● **Exercise task**:
Your copy of the material must match it exactly, except that pictures are dropped.

● **Task data**:
>>>>>

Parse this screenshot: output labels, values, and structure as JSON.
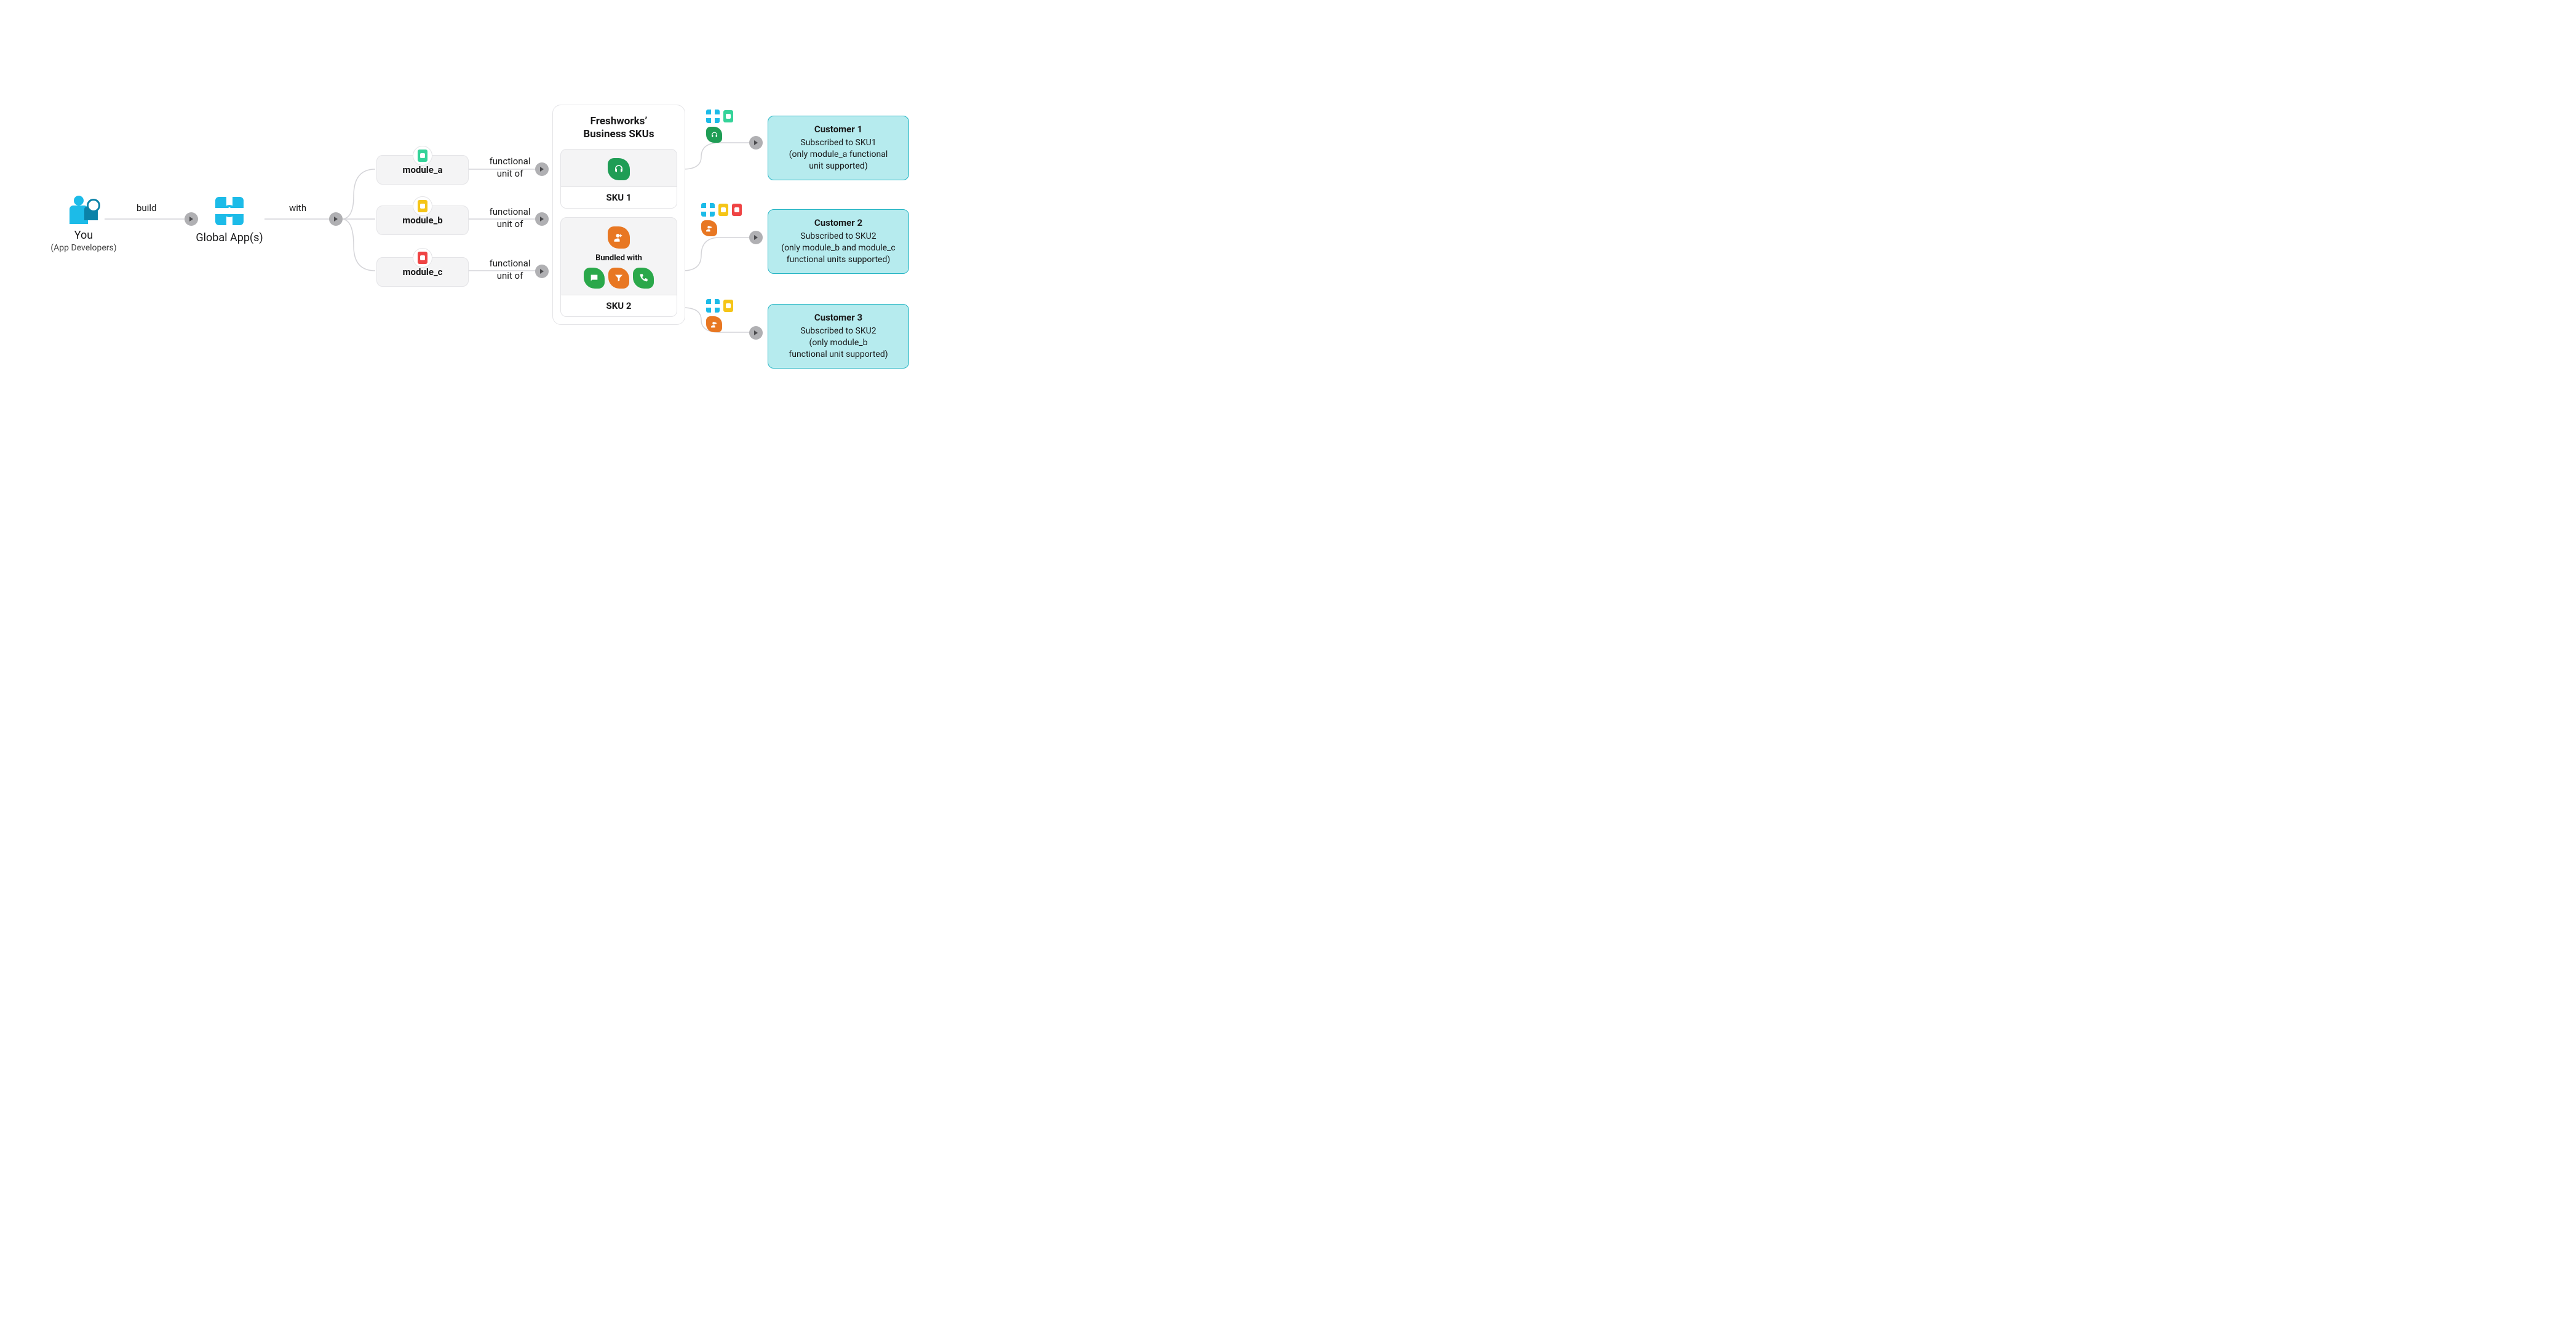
{
  "you": {
    "title": "You",
    "subtitle": "(App Developers)"
  },
  "edge": {
    "build": "build",
    "with": "with",
    "functional": "functional",
    "unit_of": "unit of"
  },
  "globalApp": {
    "label": "Global App(s)"
  },
  "modules": {
    "a": "module_a",
    "b": "module_b",
    "c": "module_c"
  },
  "skuGroup": {
    "title_line1": "Freshworks’",
    "title_line2": "Business SKUs",
    "sku1_label": "SKU 1",
    "sku2_label": "SKU 2",
    "bundled": "Bundled with"
  },
  "customers": {
    "c1": {
      "title": "Customer 1",
      "line1": "Subscribed to SKU1",
      "line2": "(only module_a functional",
      "line3": "unit supported)"
    },
    "c2": {
      "title": "Customer 2",
      "line1": "Subscribed to SKU2",
      "line2": "(only module_b and module_c",
      "line3": "functional units supported)"
    },
    "c3": {
      "title": "Customer 3",
      "line1": "Subscribed to SKU2",
      "line2": "(only module_b",
      "line3": "functional unit supported)"
    }
  }
}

<<<<<

● **Solution to this exercise**:
Parse this screenshot: output labels, values, and structure as JSON.
{
  "you": {
    "title": "You",
    "subtitle": "(App Developers)"
  },
  "edge": {
    "build": "build",
    "with": "with",
    "functional": "functional",
    "unit_of": "unit of"
  },
  "globalApp": {
    "label": "Global App(s)"
  },
  "modules": {
    "a": "module_a",
    "b": "module_b",
    "c": "module_c"
  },
  "skuGroup": {
    "title_line1": "Freshworks’",
    "title_line2": "Business SKUs",
    "sku1_label": "SKU 1",
    "sku2_label": "SKU 2",
    "bundled": "Bundled with"
  },
  "customers": {
    "c1": {
      "title": "Customer 1",
      "line1": "Subscribed to SKU1",
      "line2": "(only module_a functional",
      "line3": "unit supported)"
    },
    "c2": {
      "title": "Customer 2",
      "line1": "Subscribed to SKU2",
      "line2": "(only module_b and module_c",
      "line3": "functional units supported)"
    },
    "c3": {
      "title": "Customer 3",
      "line1": "Subscribed to SKU2",
      "line2": "(only module_b",
      "line3": "functional unit supported)"
    }
  }
}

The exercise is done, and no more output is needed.